● THE DATA:
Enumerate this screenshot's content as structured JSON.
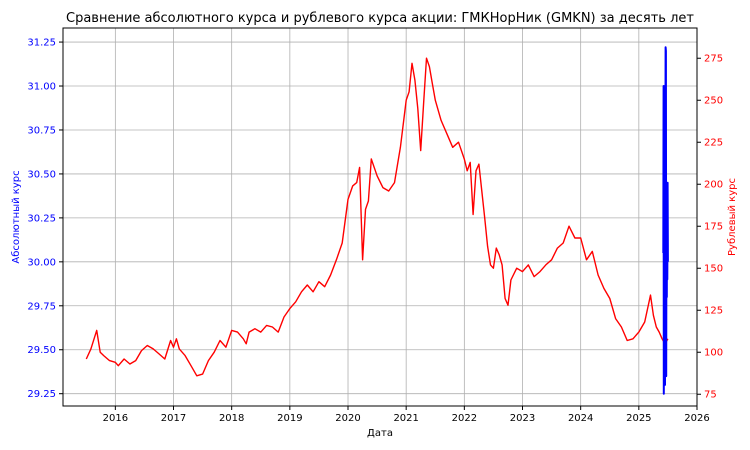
{
  "chart_data": {
    "type": "line",
    "title": "Сравнение абсолютного курса и рублевого курса акции: ГМКНорНик (GMKN) за десять лет",
    "xlabel": "Дата",
    "ylabel_left": "Абсолютный курс",
    "ylabel_right": "Рублевый курс",
    "xlim": [
      2015.1,
      2026.0
    ],
    "ylim_left": [
      29.18,
      31.33
    ],
    "ylim_right": [
      68,
      293
    ],
    "x_ticks": [
      2016,
      2017,
      2018,
      2019,
      2020,
      2021,
      2022,
      2023,
      2024,
      2025,
      2026
    ],
    "y_ticks_left": [
      "29.25",
      "29.50",
      "29.75",
      "30.00",
      "30.25",
      "30.50",
      "30.75",
      "31.00",
      "31.25"
    ],
    "y_ticks_right": [
      75,
      100,
      125,
      150,
      175,
      200,
      225,
      250,
      275
    ],
    "grid": true,
    "series": [
      {
        "name": "",
        "axis": "right",
        "color": "#ff0000",
        "x": [
          2015.5,
          2015.58,
          2015.68,
          2015.74,
          2015.8,
          2015.9,
          2016.0,
          2016.05,
          2016.15,
          2016.25,
          2016.35,
          2016.45,
          2016.55,
          2016.65,
          2016.75,
          2016.85,
          2016.95,
          2017.0,
          2017.05,
          2017.1,
          2017.2,
          2017.3,
          2017.4,
          2017.5,
          2017.6,
          2017.7,
          2017.8,
          2017.9,
          2018.0,
          2018.1,
          2018.2,
          2018.25,
          2018.3,
          2018.4,
          2018.5,
          2018.6,
          2018.7,
          2018.8,
          2018.9,
          2019.0,
          2019.1,
          2019.2,
          2019.3,
          2019.4,
          2019.5,
          2019.6,
          2019.7,
          2019.8,
          2019.9,
          2020.0,
          2020.08,
          2020.15,
          2020.2,
          2020.25,
          2020.3,
          2020.35,
          2020.4,
          2020.5,
          2020.6,
          2020.7,
          2020.8,
          2020.9,
          2021.0,
          2021.05,
          2021.1,
          2021.15,
          2021.2,
          2021.25,
          2021.3,
          2021.35,
          2021.4,
          2021.45,
          2021.5,
          2021.6,
          2021.7,
          2021.8,
          2021.9,
          2022.0,
          2022.05,
          2022.1,
          2022.15,
          2022.2,
          2022.25,
          2022.3,
          2022.35,
          2022.4,
          2022.45,
          2022.5,
          2022.55,
          2022.6,
          2022.65,
          2022.7,
          2022.75,
          2022.8,
          2022.9,
          2023.0,
          2023.1,
          2023.2,
          2023.3,
          2023.4,
          2023.5,
          2023.6,
          2023.7,
          2023.8,
          2023.9,
          2024.0,
          2024.1,
          2024.2,
          2024.3,
          2024.4,
          2024.5,
          2024.6,
          2024.7,
          2024.8,
          2024.9,
          2025.0,
          2025.1,
          2025.2,
          2025.25,
          2025.3,
          2025.35,
          2025.4,
          2025.45,
          2025.5
        ],
        "values": [
          96,
          102,
          113,
          100,
          98,
          95,
          94,
          92,
          96,
          93,
          95,
          101,
          104,
          102,
          99,
          96,
          107,
          103,
          108,
          102,
          98,
          92,
          86,
          87,
          95,
          100,
          107,
          103,
          113,
          112,
          108,
          105,
          112,
          114,
          112,
          116,
          115,
          112,
          121,
          126,
          130,
          136,
          140,
          136,
          142,
          139,
          146,
          155,
          165,
          191,
          199,
          201,
          210,
          155,
          185,
          190,
          215,
          205,
          198,
          196,
          201,
          222,
          250,
          255,
          272,
          262,
          245,
          220,
          248,
          275,
          270,
          260,
          250,
          238,
          230,
          222,
          225,
          215,
          208,
          213,
          182,
          208,
          212,
          196,
          180,
          163,
          152,
          150,
          162,
          158,
          152,
          132,
          128,
          143,
          150,
          148,
          152,
          145,
          148,
          152,
          155,
          162,
          165,
          175,
          168,
          168,
          155,
          160,
          146,
          138,
          132,
          120,
          115,
          107,
          108,
          112,
          118,
          134,
          122,
          115,
          112,
          108,
          105,
          108
        ]
      },
      {
        "name": "",
        "axis": "left",
        "color": "#0000ff",
        "x": [
          2025.42,
          2025.425,
          2025.43,
          2025.435,
          2025.44,
          2025.445,
          2025.45,
          2025.455,
          2025.46,
          2025.465,
          2025.47,
          2025.475,
          2025.48,
          2025.485,
          2025.49,
          2025.495,
          2025.5
        ],
        "values": [
          30.05,
          31.0,
          29.25,
          30.3,
          29.35,
          31.0,
          29.3,
          30.2,
          31.22,
          31.2,
          29.35,
          30.4,
          29.8,
          30.45,
          29.9,
          30.45,
          30.0
        ]
      }
    ]
  }
}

● WRITTEN REQUEST:
Your task is to transcribe all of the records precisely, with no images included.

● RESULT OF THIS TASK:
Enumerate this screenshot's content as structured JSON.
{
  "chart_data": {
    "type": "line",
    "title": "Сравнение абсолютного курса и рублевого курса акции: ГМКНорНик (GMKN) за десять лет",
    "xlabel": "Дата",
    "ylabel_left": "Абсолютный курс",
    "ylabel_right": "Рублевый курс",
    "xlim": [
      2015.1,
      2026.0
    ],
    "ylim_left": [
      29.18,
      31.33
    ],
    "ylim_right": [
      68,
      293
    ],
    "x_ticks": [
      2016,
      2017,
      2018,
      2019,
      2020,
      2021,
      2022,
      2023,
      2024,
      2025,
      2026
    ],
    "y_ticks_left": [
      "29.25",
      "29.50",
      "29.75",
      "30.00",
      "30.25",
      "30.50",
      "30.75",
      "31.00",
      "31.25"
    ],
    "y_ticks_right": [
      75,
      100,
      125,
      150,
      175,
      200,
      225,
      250,
      275
    ],
    "grid": true,
    "series": [
      {
        "name": "",
        "axis": "right",
        "color": "#ff0000",
        "x": [
          2015.5,
          2015.58,
          2015.68,
          2015.74,
          2015.8,
          2015.9,
          2016.0,
          2016.05,
          2016.15,
          2016.25,
          2016.35,
          2016.45,
          2016.55,
          2016.65,
          2016.75,
          2016.85,
          2016.95,
          2017.0,
          2017.05,
          2017.1,
          2017.2,
          2017.3,
          2017.4,
          2017.5,
          2017.6,
          2017.7,
          2017.8,
          2017.9,
          2018.0,
          2018.1,
          2018.2,
          2018.25,
          2018.3,
          2018.4,
          2018.5,
          2018.6,
          2018.7,
          2018.8,
          2018.9,
          2019.0,
          2019.1,
          2019.2,
          2019.3,
          2019.4,
          2019.5,
          2019.6,
          2019.7,
          2019.8,
          2019.9,
          2020.0,
          2020.08,
          2020.15,
          2020.2,
          2020.25,
          2020.3,
          2020.35,
          2020.4,
          2020.5,
          2020.6,
          2020.7,
          2020.8,
          2020.9,
          2021.0,
          2021.05,
          2021.1,
          2021.15,
          2021.2,
          2021.25,
          2021.3,
          2021.35,
          2021.4,
          2021.45,
          2021.5,
          2021.6,
          2021.7,
          2021.8,
          2021.9,
          2022.0,
          2022.05,
          2022.1,
          2022.15,
          2022.2,
          2022.25,
          2022.3,
          2022.35,
          2022.4,
          2022.45,
          2022.5,
          2022.55,
          2022.6,
          2022.65,
          2022.7,
          2022.75,
          2022.8,
          2022.9,
          2023.0,
          2023.1,
          2023.2,
          2023.3,
          2023.4,
          2023.5,
          2023.6,
          2023.7,
          2023.8,
          2023.9,
          2024.0,
          2024.1,
          2024.2,
          2024.3,
          2024.4,
          2024.5,
          2024.6,
          2024.7,
          2024.8,
          2024.9,
          2025.0,
          2025.1,
          2025.2,
          2025.25,
          2025.3,
          2025.35,
          2025.4,
          2025.45,
          2025.5
        ],
        "values": [
          96,
          102,
          113,
          100,
          98,
          95,
          94,
          92,
          96,
          93,
          95,
          101,
          104,
          102,
          99,
          96,
          107,
          103,
          108,
          102,
          98,
          92,
          86,
          87,
          95,
          100,
          107,
          103,
          113,
          112,
          108,
          105,
          112,
          114,
          112,
          116,
          115,
          112,
          121,
          126,
          130,
          136,
          140,
          136,
          142,
          139,
          146,
          155,
          165,
          191,
          199,
          201,
          210,
          155,
          185,
          190,
          215,
          205,
          198,
          196,
          201,
          222,
          250,
          255,
          272,
          262,
          245,
          220,
          248,
          275,
          270,
          260,
          250,
          238,
          230,
          222,
          225,
          215,
          208,
          213,
          182,
          208,
          212,
          196,
          180,
          163,
          152,
          150,
          162,
          158,
          152,
          132,
          128,
          143,
          150,
          148,
          152,
          145,
          148,
          152,
          155,
          162,
          165,
          175,
          168,
          168,
          155,
          160,
          146,
          138,
          132,
          120,
          115,
          107,
          108,
          112,
          118,
          134,
          122,
          115,
          112,
          108,
          105,
          108
        ]
      },
      {
        "name": "",
        "axis": "left",
        "color": "#0000ff",
        "x": [
          2025.42,
          2025.425,
          2025.43,
          2025.435,
          2025.44,
          2025.445,
          2025.45,
          2025.455,
          2025.46,
          2025.465,
          2025.47,
          2025.475,
          2025.48,
          2025.485,
          2025.49,
          2025.495,
          2025.5
        ],
        "values": [
          30.05,
          31.0,
          29.25,
          30.3,
          29.35,
          31.0,
          29.3,
          30.2,
          31.22,
          31.2,
          29.35,
          30.4,
          29.8,
          30.45,
          29.9,
          30.45,
          30.0
        ]
      }
    ]
  }
}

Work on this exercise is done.